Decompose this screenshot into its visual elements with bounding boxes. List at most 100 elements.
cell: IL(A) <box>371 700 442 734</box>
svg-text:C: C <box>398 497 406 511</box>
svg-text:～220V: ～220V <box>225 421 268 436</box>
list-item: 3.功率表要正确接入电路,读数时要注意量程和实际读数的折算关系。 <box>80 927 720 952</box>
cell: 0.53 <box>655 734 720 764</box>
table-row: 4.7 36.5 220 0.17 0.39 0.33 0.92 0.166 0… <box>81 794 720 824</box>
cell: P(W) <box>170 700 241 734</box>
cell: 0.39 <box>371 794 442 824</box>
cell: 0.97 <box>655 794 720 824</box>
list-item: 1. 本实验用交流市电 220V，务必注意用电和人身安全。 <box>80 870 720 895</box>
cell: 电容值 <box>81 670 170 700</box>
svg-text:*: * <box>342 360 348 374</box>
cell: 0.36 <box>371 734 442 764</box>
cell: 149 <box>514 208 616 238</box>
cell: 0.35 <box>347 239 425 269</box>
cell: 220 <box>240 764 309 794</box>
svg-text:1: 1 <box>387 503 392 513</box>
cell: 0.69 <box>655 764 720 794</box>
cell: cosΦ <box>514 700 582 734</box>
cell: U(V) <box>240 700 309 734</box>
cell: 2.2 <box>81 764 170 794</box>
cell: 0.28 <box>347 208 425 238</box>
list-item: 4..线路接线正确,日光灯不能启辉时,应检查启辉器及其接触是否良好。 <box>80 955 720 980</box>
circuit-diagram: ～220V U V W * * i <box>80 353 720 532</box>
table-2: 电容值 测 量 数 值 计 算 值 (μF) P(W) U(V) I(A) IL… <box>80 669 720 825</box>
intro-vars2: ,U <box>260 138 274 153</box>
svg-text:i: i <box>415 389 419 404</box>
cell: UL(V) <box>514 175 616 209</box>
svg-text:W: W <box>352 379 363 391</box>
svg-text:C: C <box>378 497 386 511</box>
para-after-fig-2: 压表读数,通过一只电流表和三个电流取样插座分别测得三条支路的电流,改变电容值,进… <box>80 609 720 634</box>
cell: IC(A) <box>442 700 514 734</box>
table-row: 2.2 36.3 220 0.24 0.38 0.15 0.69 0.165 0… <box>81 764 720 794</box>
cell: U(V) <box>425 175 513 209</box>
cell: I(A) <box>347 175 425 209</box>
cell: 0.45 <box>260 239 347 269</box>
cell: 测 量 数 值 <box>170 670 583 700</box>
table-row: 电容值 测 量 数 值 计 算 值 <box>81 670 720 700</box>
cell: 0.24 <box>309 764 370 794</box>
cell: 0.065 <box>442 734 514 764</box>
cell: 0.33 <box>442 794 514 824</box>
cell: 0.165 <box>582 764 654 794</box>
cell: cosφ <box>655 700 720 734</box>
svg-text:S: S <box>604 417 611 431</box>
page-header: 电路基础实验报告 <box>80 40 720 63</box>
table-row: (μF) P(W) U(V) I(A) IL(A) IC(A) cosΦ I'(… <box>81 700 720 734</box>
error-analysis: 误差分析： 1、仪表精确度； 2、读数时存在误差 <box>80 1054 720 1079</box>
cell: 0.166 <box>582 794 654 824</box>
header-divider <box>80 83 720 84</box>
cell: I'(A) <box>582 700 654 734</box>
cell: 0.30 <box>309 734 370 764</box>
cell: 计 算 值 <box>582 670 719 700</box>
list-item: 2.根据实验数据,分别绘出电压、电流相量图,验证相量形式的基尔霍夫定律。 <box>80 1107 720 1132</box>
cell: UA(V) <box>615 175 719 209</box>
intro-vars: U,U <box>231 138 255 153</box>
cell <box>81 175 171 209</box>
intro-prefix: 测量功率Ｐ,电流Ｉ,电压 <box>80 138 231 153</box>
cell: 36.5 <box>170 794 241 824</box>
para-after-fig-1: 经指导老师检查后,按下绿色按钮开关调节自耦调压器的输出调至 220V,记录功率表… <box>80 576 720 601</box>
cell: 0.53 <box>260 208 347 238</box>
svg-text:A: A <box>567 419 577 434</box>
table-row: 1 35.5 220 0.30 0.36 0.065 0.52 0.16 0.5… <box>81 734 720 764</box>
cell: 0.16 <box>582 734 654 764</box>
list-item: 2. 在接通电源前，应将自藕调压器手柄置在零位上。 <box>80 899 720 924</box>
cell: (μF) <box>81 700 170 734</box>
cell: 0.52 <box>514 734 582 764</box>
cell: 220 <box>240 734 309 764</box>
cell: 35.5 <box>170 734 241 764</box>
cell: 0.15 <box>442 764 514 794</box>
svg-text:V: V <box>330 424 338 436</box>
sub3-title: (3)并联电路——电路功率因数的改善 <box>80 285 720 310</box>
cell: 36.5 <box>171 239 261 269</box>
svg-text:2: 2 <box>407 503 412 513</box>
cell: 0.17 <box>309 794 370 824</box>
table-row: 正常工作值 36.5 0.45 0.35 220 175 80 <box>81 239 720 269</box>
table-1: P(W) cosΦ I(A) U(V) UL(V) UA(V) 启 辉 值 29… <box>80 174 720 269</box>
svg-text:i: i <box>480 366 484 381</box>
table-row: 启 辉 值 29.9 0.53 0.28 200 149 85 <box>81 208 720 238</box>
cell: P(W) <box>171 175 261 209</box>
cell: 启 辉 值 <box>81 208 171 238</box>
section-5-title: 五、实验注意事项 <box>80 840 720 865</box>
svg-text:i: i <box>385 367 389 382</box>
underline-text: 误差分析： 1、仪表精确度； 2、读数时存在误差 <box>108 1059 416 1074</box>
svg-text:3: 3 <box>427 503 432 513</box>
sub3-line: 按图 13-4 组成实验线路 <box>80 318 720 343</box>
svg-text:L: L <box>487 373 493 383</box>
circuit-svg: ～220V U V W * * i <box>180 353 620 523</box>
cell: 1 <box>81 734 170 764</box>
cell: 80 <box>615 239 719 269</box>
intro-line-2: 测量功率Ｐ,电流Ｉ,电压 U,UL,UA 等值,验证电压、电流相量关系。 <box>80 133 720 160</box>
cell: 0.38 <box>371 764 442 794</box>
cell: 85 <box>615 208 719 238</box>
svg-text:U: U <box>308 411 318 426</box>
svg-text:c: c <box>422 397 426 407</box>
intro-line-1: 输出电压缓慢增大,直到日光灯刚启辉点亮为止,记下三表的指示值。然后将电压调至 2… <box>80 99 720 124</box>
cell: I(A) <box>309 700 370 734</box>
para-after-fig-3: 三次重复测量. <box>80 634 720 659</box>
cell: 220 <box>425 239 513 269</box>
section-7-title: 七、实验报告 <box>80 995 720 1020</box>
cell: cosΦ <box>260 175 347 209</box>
== == ==
* Schriftliche Anfrage: Bitte zitiere alles vom Anfang der Zeilen bis hinunter zu der Zeile, die „table-row: 电容值 测“ enthält, diese eingeschlossen, und nur diese Zeilen.

* Lösung der Aufgabe:
Decompose this screenshot into its visual elements with bounding boxes. List at most 100 elements.
cell: IL(A) <box>371 700 442 734</box>
svg-text:C: C <box>398 497 406 511</box>
svg-text:～220V: ～220V <box>225 421 268 436</box>
list-item: 3.功率表要正确接入电路,读数时要注意量程和实际读数的折算关系。 <box>80 927 720 952</box>
cell: 0.53 <box>655 734 720 764</box>
table-row: 4.7 36.5 220 0.17 0.39 0.33 0.92 0.166 0… <box>81 794 720 824</box>
cell: P(W) <box>170 700 241 734</box>
cell: 0.39 <box>371 794 442 824</box>
cell: 0.97 <box>655 794 720 824</box>
list-item: 1. 本实验用交流市电 220V，务必注意用电和人身安全。 <box>80 870 720 895</box>
cell: 电容值 <box>81 670 170 700</box>
svg-text:*: * <box>342 360 348 374</box>
cell: 0.36 <box>371 734 442 764</box>
cell: 149 <box>514 208 616 238</box>
cell: 0.35 <box>347 239 425 269</box>
cell: 220 <box>240 764 309 794</box>
svg-text:1: 1 <box>387 503 392 513</box>
cell: 0.69 <box>655 764 720 794</box>
cell: cosΦ <box>514 700 582 734</box>
cell: U(V) <box>240 700 309 734</box>
cell: 2.2 <box>81 764 170 794</box>
cell: 0.28 <box>347 208 425 238</box>
list-item: 4..线路接线正确,日光灯不能启辉时,应检查启辉器及其接触是否良好。 <box>80 955 720 980</box>
circuit-diagram: ～220V U V W * * i <box>80 353 720 532</box>
table-2: 电容值 测 量 数 值 计 算 值 (μF) P(W) U(V) I(A) IL… <box>80 669 720 825</box>
intro-vars2: ,U <box>260 138 274 153</box>
svg-text:i: i <box>415 389 419 404</box>
cell: UL(V) <box>514 175 616 209</box>
svg-text:W: W <box>352 379 363 391</box>
svg-text:C: C <box>378 497 386 511</box>
para-after-fig-2: 压表读数,通过一只电流表和三个电流取样插座分别测得三条支路的电流,改变电容值,进… <box>80 609 720 634</box>
cell: IC(A) <box>442 700 514 734</box>
table-row: 2.2 36.3 220 0.24 0.38 0.15 0.69 0.165 0… <box>81 764 720 794</box>
cell: U(V) <box>425 175 513 209</box>
cell: I(A) <box>347 175 425 209</box>
cell: 0.45 <box>260 239 347 269</box>
cell: 测 量 数 值 <box>170 670 583 700</box>
table-row: 电容值 测 量 数 值 计 算 值 <box>81 670 720 700</box>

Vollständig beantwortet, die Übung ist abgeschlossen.